→ **Required action**
Across all lines of the entries, tally those with the word "CFTRKYTLPPGVDPTLVSSS" in them. The reply is the tally, by itself.

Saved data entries
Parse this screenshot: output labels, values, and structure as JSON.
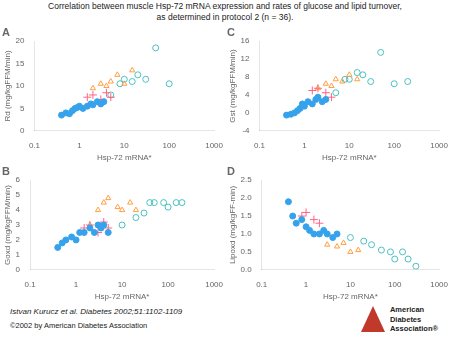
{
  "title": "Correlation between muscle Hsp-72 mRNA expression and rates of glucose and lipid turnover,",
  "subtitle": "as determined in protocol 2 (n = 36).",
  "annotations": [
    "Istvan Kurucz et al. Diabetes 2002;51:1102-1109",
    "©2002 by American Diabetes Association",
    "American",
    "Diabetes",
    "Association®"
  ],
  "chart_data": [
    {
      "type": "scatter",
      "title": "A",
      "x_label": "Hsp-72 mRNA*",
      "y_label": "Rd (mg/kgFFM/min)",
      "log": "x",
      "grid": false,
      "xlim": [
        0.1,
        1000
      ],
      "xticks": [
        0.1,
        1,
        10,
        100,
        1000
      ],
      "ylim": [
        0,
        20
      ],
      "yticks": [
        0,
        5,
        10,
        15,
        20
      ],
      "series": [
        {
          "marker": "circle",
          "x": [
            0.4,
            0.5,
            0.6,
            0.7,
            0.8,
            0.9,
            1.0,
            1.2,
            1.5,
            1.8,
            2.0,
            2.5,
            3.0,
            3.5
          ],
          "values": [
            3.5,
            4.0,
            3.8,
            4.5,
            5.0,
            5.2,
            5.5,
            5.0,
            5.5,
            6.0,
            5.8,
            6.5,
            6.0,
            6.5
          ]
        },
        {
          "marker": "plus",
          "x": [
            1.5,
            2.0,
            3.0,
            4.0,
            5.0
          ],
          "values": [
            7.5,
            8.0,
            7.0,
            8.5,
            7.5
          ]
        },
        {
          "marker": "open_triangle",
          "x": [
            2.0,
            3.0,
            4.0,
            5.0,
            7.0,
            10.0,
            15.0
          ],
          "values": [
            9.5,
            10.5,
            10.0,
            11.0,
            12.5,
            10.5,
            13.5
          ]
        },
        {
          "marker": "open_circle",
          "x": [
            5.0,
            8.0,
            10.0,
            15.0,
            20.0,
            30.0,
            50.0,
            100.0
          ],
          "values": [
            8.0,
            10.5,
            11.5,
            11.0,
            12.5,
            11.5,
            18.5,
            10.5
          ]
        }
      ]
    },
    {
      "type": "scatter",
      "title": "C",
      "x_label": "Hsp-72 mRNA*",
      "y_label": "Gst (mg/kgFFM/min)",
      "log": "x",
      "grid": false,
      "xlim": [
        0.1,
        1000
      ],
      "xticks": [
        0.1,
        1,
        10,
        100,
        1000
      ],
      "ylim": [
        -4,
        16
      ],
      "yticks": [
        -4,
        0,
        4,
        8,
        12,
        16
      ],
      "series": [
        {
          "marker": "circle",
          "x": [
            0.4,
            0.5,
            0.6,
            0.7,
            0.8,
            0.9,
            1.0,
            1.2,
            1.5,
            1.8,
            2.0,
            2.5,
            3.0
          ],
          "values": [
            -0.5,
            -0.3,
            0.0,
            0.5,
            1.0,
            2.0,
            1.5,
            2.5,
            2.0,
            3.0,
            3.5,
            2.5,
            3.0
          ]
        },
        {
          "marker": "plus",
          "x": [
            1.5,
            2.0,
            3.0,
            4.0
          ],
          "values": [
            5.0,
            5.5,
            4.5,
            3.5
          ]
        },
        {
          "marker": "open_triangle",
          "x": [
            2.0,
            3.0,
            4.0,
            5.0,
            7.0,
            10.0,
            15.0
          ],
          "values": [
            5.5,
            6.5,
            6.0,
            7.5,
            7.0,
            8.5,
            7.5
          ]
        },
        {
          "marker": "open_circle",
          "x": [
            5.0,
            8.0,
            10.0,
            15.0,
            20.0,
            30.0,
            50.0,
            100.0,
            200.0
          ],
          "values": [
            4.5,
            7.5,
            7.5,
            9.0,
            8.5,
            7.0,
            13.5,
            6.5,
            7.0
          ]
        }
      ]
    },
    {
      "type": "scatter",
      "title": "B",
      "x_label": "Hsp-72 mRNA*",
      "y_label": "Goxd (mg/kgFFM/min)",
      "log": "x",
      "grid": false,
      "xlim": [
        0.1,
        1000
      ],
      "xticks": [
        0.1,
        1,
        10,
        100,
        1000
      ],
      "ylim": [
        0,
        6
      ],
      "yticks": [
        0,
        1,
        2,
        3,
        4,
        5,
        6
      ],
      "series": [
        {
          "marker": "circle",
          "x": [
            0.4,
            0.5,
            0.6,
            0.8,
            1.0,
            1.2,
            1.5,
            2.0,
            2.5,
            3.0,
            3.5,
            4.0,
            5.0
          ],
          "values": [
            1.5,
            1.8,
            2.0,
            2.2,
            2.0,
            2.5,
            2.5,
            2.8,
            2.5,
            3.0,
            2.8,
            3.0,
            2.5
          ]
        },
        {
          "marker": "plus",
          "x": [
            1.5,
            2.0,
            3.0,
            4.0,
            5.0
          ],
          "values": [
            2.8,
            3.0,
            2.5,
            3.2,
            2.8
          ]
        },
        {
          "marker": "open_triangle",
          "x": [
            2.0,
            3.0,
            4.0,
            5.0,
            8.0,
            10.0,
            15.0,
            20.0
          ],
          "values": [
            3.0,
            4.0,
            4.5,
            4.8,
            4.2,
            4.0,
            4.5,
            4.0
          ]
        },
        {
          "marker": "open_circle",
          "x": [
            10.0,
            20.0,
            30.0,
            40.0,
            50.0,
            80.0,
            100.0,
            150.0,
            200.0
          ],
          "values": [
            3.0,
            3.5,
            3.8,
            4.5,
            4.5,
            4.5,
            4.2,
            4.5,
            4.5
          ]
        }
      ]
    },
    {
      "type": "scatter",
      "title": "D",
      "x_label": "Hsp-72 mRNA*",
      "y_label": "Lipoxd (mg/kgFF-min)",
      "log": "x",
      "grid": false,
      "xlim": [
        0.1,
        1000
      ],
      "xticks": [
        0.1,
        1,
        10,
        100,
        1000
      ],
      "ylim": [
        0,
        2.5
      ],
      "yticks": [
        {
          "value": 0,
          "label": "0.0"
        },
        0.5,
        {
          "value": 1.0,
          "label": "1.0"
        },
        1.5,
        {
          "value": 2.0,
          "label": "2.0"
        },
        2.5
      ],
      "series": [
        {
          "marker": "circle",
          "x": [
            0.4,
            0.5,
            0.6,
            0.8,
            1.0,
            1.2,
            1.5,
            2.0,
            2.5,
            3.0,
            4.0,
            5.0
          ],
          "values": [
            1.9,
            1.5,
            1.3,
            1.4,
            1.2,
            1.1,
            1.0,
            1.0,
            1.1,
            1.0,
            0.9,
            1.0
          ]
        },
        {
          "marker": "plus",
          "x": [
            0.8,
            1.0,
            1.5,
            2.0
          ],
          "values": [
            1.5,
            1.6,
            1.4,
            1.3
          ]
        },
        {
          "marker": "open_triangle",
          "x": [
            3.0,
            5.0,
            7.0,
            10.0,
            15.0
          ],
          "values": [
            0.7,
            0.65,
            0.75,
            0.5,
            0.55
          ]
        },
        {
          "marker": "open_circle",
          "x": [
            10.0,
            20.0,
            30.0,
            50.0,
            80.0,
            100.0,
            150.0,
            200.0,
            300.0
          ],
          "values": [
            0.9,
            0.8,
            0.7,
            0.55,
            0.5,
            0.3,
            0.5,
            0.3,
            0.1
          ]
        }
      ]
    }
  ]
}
--
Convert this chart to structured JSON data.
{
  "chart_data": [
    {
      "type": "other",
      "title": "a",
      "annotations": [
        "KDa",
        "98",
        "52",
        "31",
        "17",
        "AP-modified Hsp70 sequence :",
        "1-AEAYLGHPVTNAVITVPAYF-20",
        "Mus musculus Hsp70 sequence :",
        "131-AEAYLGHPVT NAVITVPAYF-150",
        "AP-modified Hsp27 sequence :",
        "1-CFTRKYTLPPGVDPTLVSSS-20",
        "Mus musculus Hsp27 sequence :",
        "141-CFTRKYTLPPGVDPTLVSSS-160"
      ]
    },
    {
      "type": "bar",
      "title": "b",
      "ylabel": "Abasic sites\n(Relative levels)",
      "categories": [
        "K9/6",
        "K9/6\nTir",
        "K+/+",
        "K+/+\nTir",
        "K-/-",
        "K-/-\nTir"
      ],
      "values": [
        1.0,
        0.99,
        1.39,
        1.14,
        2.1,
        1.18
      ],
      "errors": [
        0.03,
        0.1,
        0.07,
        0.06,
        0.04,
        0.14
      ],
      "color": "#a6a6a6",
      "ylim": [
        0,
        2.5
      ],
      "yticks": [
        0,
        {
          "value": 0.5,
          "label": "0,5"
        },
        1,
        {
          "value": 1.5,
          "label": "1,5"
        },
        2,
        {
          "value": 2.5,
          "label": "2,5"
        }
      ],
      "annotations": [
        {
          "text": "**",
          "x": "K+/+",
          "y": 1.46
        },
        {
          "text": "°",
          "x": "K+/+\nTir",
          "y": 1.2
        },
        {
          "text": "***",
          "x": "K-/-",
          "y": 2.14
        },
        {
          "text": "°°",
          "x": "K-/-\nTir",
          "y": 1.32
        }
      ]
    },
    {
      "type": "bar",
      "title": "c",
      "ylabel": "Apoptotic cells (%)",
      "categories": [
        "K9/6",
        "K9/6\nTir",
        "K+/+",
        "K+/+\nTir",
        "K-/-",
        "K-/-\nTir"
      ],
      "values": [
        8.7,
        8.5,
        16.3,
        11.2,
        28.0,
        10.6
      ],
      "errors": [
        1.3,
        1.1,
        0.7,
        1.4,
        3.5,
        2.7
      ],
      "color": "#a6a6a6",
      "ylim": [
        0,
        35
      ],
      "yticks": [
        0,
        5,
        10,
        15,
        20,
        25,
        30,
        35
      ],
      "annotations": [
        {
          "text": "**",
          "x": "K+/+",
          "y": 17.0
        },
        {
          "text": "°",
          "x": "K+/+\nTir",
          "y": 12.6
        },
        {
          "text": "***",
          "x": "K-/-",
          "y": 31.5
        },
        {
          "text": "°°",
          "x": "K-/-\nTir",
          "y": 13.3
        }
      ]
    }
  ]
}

→ **Expected output**
2